===== Trecho do documento =====

Além disso, tal entendimento também ignora a cláusula pétrea do art. 5º, XXXVI da Constituição, que resguarda a coisa julgada contra retrocessos normativos ou institucionais. O argumento da necessidade de proteger o interesse público e a arrecadação não justifica, sob o ponto de vista constitucional, a eliminação de um direito fundamental. A Constituição não autoriza a supressão da coisa julgada nem mesmo por emenda constitucional — com mais razão, não o pode fazer por decisão judicial.

O Tema 885, ao permitir que o Fisco reabra discussões encerradas com trânsito em julgado, enfraquece a função protetiva da jurisdição, esvazia o instituto da coisa julgada e consolida o risco de que nenhuma decisão judicial seja realmente definitiva. Ainda mais grave: cria-se uma situação de desigualdade estrutural entre o Estado e o cidadão, invertendo a lógica do processo justo e do equilíbrio entre as partes.

3.3 Reclamação 4335/SP

A Reclamação Constitucional n.º 4.335/SP, relatada pelo Min. Gilmar Mendes, é o precedente paradigmático da tese da "coisa julgada inconstitucional". Nesse caso, o STF entendeu que uma decisão judicial transitada em julgado, proferida com base em norma posteriormente declarada inconstitucional, pode ser desconstituída por meio de reclamação, com base na autoridade da decisão proferida em controle concentrado de constitucionalidade.

===== Registros de dados =====

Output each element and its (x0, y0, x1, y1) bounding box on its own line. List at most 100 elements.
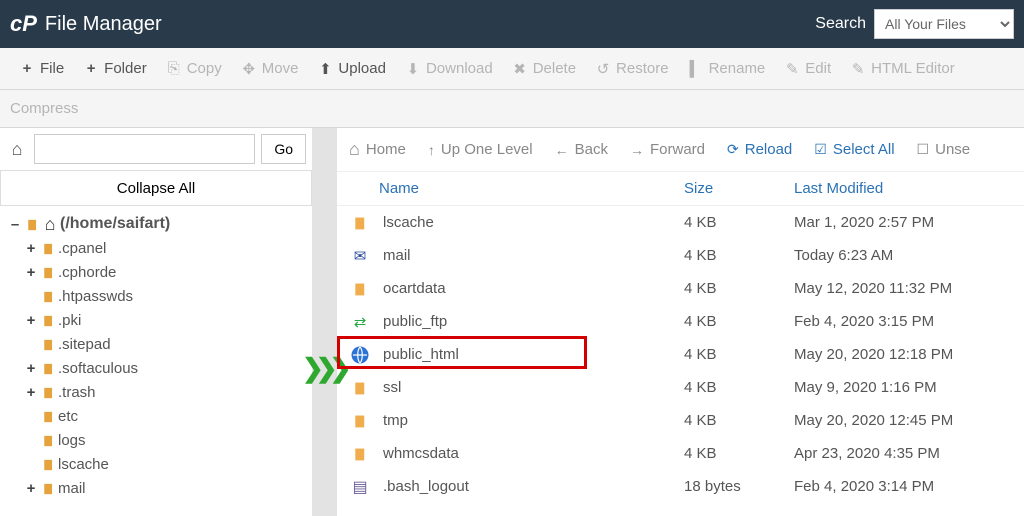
nav-select-all-button[interactable]: Select All (814, 141, 894, 158)
expand-icon[interactable] (24, 384, 38, 401)
collapse-all-button[interactable]: Collapse All (0, 170, 312, 206)
delete-icon (513, 60, 527, 78)
move-button[interactable]: Move (232, 54, 309, 84)
go-button[interactable]: Go (261, 134, 306, 164)
tree-item[interactable]: .sitepad (6, 332, 306, 356)
file-size: 4 KB (684, 247, 794, 264)
expand-icon[interactable] (24, 264, 38, 281)
rename-button[interactable]: Rename (679, 54, 776, 84)
nav-reload-button[interactable]: Reload (727, 141, 792, 158)
tree-item-label: .cphorde (58, 264, 116, 281)
nav-back-button[interactable]: Back (555, 141, 608, 158)
file-modified: Apr 23, 2020 4:35 PM (794, 445, 1012, 462)
compress-button[interactable]: Compress (10, 94, 78, 123)
tree-item[interactable]: mail (6, 476, 306, 500)
tree-item[interactable]: logs (6, 428, 306, 452)
file-size: 4 KB (684, 379, 794, 396)
forward-icon (630, 142, 644, 158)
tree-item-label: .sitepad (58, 336, 111, 353)
file-modified: May 20, 2020 12:45 PM (794, 412, 1012, 429)
table-row[interactable]: .bash_logout18 bytesFeb 4, 2020 3:14 PM (337, 470, 1024, 503)
nav-up-button[interactable]: Up One Level (428, 141, 533, 158)
table-row[interactable]: lscache4 KBMar 1, 2020 2:57 PM (337, 206, 1024, 239)
uncheck-icon (917, 141, 930, 158)
tree-item[interactable]: .cphorde (6, 260, 306, 284)
expand-icon[interactable] (24, 480, 38, 497)
table-row[interactable]: ocartdata4 KBMay 12, 2020 11:32 PM (337, 272, 1024, 305)
upload-button[interactable]: Upload (308, 54, 396, 84)
table-row[interactable]: tmp4 KBMay 20, 2020 12:45 PM (337, 404, 1024, 437)
expand-icon[interactable] (24, 312, 38, 329)
tree-item[interactable]: .pki (6, 308, 306, 332)
left-panel: Go Collapse All (/home/saifart).cpanel .c… (0, 128, 312, 516)
tree-item[interactable]: .trash (6, 380, 306, 404)
globe-icon (349, 346, 371, 364)
html-editor-button[interactable]: HTML Editor (841, 54, 965, 84)
tree-item[interactable]: .softaculous (6, 356, 306, 380)
expand-icon[interactable] (24, 360, 38, 377)
col-header-modified[interactable]: Last Modified (794, 180, 1012, 197)
col-header-name[interactable]: Name (349, 180, 684, 197)
ftp-icon (349, 313, 371, 331)
expand-icon[interactable] (24, 240, 38, 257)
tree-item-label: etc (58, 408, 78, 425)
file-size: 4 KB (684, 445, 794, 462)
folder-icon (349, 213, 371, 233)
copy-icon (167, 60, 181, 77)
file-name: tmp (383, 412, 408, 429)
app-title: File Manager (45, 13, 162, 36)
download-button[interactable]: Download (396, 54, 503, 84)
edit-icon (785, 60, 799, 78)
file-table-header: Name Size Last Modified (337, 172, 1024, 206)
tree-item-label: lscache (58, 456, 109, 473)
nav-unselect-button[interactable]: Unse (917, 141, 971, 158)
plus-icon (20, 60, 34, 77)
folder-icon (38, 335, 58, 353)
file-name: public_ftp (383, 313, 447, 330)
main-toolbar: File Folder Copy Move Upload Download De… (0, 48, 1024, 90)
table-row[interactable]: ssl4 KBMay 9, 2020 1:16 PM (337, 371, 1024, 404)
tree-item[interactable]: etc (6, 404, 306, 428)
file-button[interactable]: File (10, 54, 74, 83)
folder-button[interactable]: Folder (74, 54, 157, 83)
edit-button[interactable]: Edit (775, 54, 841, 84)
main-toolbar-row2: Compress (0, 90, 1024, 128)
folder-icon (38, 239, 58, 257)
search-scope-select[interactable]: All Your Files (874, 9, 1014, 39)
panel-divider[interactable]: ❯❯❯ (312, 128, 337, 516)
folder-icon (38, 407, 58, 425)
file-modified: May 20, 2020 12:18 PM (794, 346, 1012, 363)
file-size: 4 KB (684, 346, 794, 363)
folder-icon (38, 311, 58, 329)
folder-icon (38, 359, 58, 377)
table-row[interactable]: public_ftp4 KBFeb 4, 2020 3:15 PM (337, 305, 1024, 338)
col-header-size[interactable]: Size (684, 180, 794, 197)
file-modified: Today 6:23 AM (794, 247, 1012, 264)
table-row[interactable]: mail 4 KBToday 6:23 AM (337, 239, 1024, 272)
tree-item[interactable]: lscache (6, 452, 306, 476)
back-icon (555, 142, 569, 158)
plus-icon (84, 60, 98, 77)
file-size: 18 bytes (684, 478, 794, 495)
collapse-icon[interactable] (8, 216, 22, 233)
copy-button[interactable]: Copy (157, 54, 232, 83)
tree-item[interactable]: .htpasswds (6, 284, 306, 308)
table-row[interactable]: whmcsdata4 KBApr 23, 2020 4:35 PM (337, 437, 1024, 470)
tree-item-label: .trash (58, 384, 96, 401)
move-icon (242, 60, 256, 78)
file-name: mail (383, 247, 411, 264)
home-icon[interactable] (6, 139, 28, 160)
reload-icon (727, 141, 739, 158)
restore-button[interactable]: Restore (586, 54, 679, 84)
path-input[interactable] (34, 134, 255, 164)
tree-root[interactable]: (/home/saifart) (6, 212, 306, 236)
file-modified: Mar 1, 2020 2:57 PM (794, 214, 1012, 231)
tree-item[interactable]: .cpanel (6, 236, 306, 260)
restore-icon (596, 60, 610, 78)
file-modified: Feb 4, 2020 3:14 PM (794, 478, 1012, 495)
nav-forward-button[interactable]: Forward (630, 141, 705, 158)
folder-icon (38, 431, 58, 449)
delete-button[interactable]: Delete (503, 54, 586, 84)
nav-home-button[interactable]: Home (349, 139, 406, 160)
table-row[interactable]: public_html4 KBMay 20, 2020 12:18 PM (337, 338, 1024, 371)
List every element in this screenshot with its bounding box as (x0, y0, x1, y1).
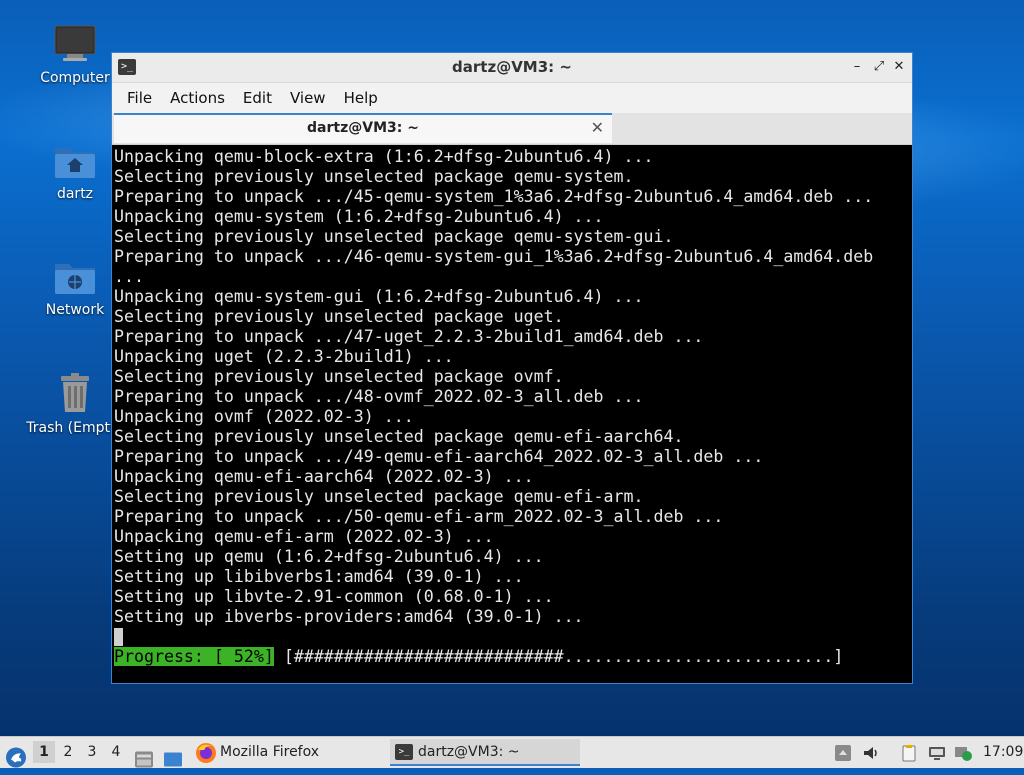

=====

**O que fazer**
1. Transcreva do trecho sobre a coisa julgada a parte que vai de "Além disso, tal" a "por decisão judicial.".
2. No trecho sobre a coisa julgada, quem foi o relator da Reclamação Constitucional n.º 4.335/SP?
3. Retome o trecho sobre a coisa julgada a partir do ponto em que ele para.
O material não tem relação com o trecho sobre a coisa julgada.

**Resultados**
1.
Além disso, tal entendimento também ignora a cláusula pétrea do art. 5º, XXXVI da Constituição, que resguarda a coisa julgada contra retrocessos normativos ou institucionais. O argumento da necessidade de proteger o interesse público e a arrecadação não justifica, sob o ponto de vista constitucional, a eliminação de um direito fundamental. A Constituição não autoriza a supressão da coisa julgada nem mesmo por emenda constitucional — com mais razão, não o pode fazer por decisão judicial.

2. O Min. Gilmar Mendes.

3.
A partir dessa decisão, o STF reconheceu, na prática, que a declaração de inconstitucionalidade em abstrato (controle concentrado) pode anular os efeitos de decisões judiciais anteriores transitadas em julgado, caso estas tenham aplicado a norma posteriormente invalidada.

O problema dessa compreensão é que ela rompe com a lógica da segurança jurídica, promovendo uma retroação de efeitos que jamais foi admitida pelo próprio sistema de controle de constitucionalidade brasileiro, que, historicamente, sempre operou com efeitos ex nunc ou modulados. A reclamação, nesse contexto, é usada não para preservar a autoridade de decisões do STF, mas para anular decisões judiciais definitivas que contrariem entendimento posterior.

Essa inversão da finalidade do instrumento constitucional da reclamação transforma a coisa julgada em elemento provisório, sujeita à revisão sempre que houver nova posição do STF. Trata-se de uma mutação profunda da natureza da jurisdição e da lógica do devido processo legal, com repercussões diretas no modelo de Estado de Direito.

A Reclamação 4335/SP abre precedente para um modelo de instabilidade sistêmica, em que a autoridade das decisões judiciais fica subordinada ao fluxo da jurisprudência constitucional. A partir desse caso, a Corte passou a admitir que mesmo sem nova ação, novo recurso ou novo fato, o simples pronunciamento do STF pode revogar o que era tido como indiscutível.

Essa concepção subverte o art. 5º, XXXVI, e também o art. 60, §4º, IV da CF, ao neutralizar uma garantia fundamental com base em instrumento processual e atribuir à Corte Suprema poderes de revogação permanente do passado jurisdicional, sem limitação procedimental ou temporal.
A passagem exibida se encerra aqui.